▸ EXERCISE INSTRUCTIONS
Collect all lines from the records below that include the word "icon".

## START

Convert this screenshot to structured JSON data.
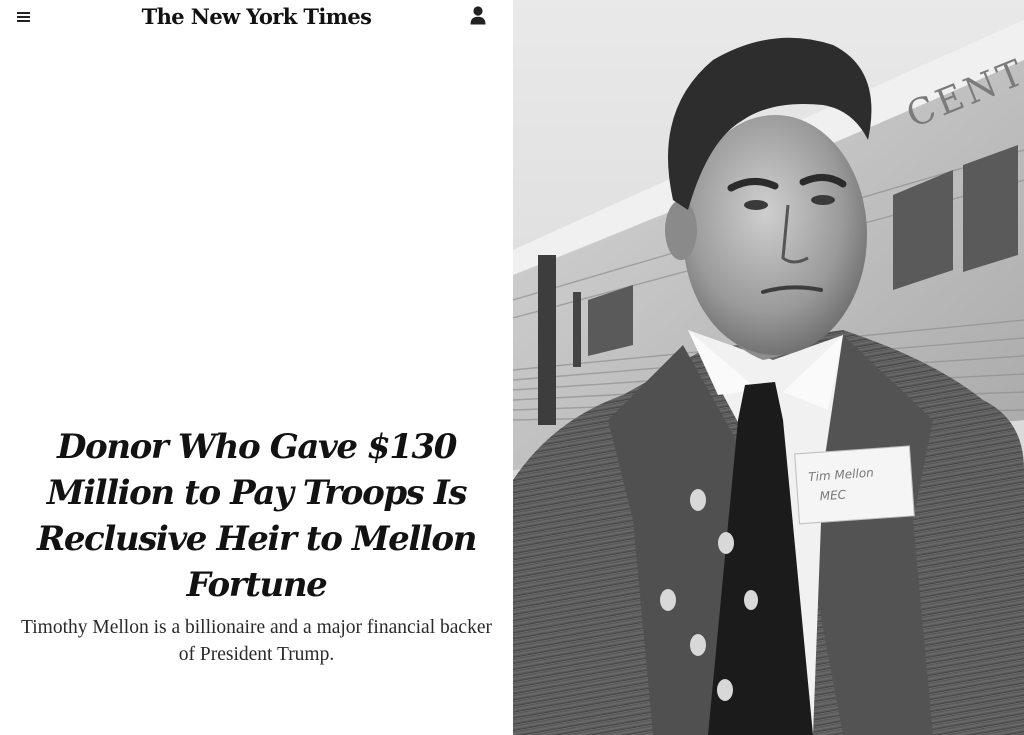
{
  "header": {
    "menu_icon": "hamburger-menu-icon",
    "logo_text": "The New York Times",
    "user_icon": "user-account-icon"
  },
  "article": {
    "headline": "Donor Who Gave $130 Million to Pay Troops Is Reclusive Heir to Mellon Fortune",
    "summary": "Timothy Mellon is a billionaire and a major financial backer of President Trump."
  },
  "photo": {
    "name_tag_text": [
      "Tim Mellon",
      "MEC"
    ],
    "train_text": "CENT"
  },
  "colors": {
    "text": "#121212",
    "background": "#ffffff"
  }
}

## END

▸ THE RESULT
    "menu_icon": "hamburger-menu-icon",
    "user_icon": "user-account-icon"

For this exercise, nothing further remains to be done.